*Task brief:*
Without including any images, reproduce each entry exactly.

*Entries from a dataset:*
start

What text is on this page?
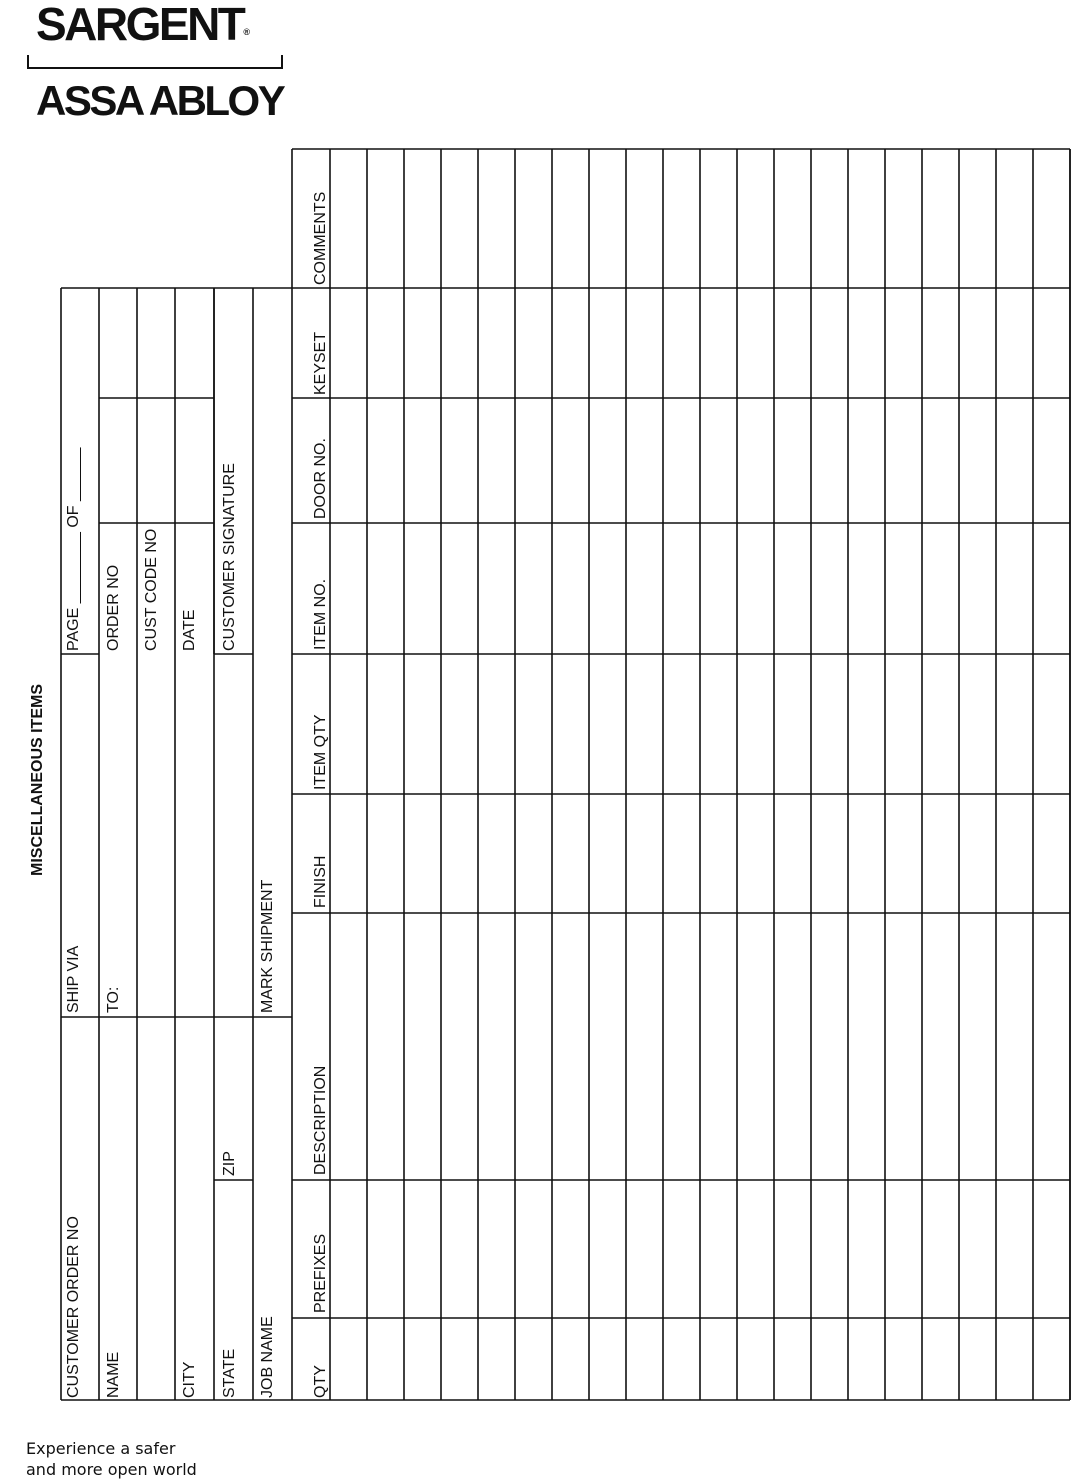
SARGENT®
ASSA ABLOY
MISCELLANEOUS ITEMS
CUSTOMER ORDER NO
SHIP VIA
PAGE ________ OF ______
NAME
TO:
ORDER NO CUST CODE NO
CITY
DATE
STATE
ZIP
CUSTOMER SIGNATURE
JOB NAME
MARK SHIPMENT
QTY
PREFIXES
DESCRIPTION
FINISH
ITEM QTY
ITEM NO.
DOOR NO.
KEYSET
COMMENTS
Experience a safer
and more open world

end

*Exercise result:*
What text is on this page?
SARGENT®
ASSA ABLOY
MISCELLANEOUS ITEMS
CUSTOMER ORDER NO
SHIP VIA
PAGE ________ OF ______
NAME
TO:
ORDER NO CUST CODE NO
CITY
DATE
STATE
ZIP
CUSTOMER SIGNATURE
JOB NAME
MARK SHIPMENT
QTY
PREFIXES
DESCRIPTION
FINISH
ITEM QTY
ITEM NO.
DOOR NO.
KEYSET
COMMENTS
Experience a safer
and more open world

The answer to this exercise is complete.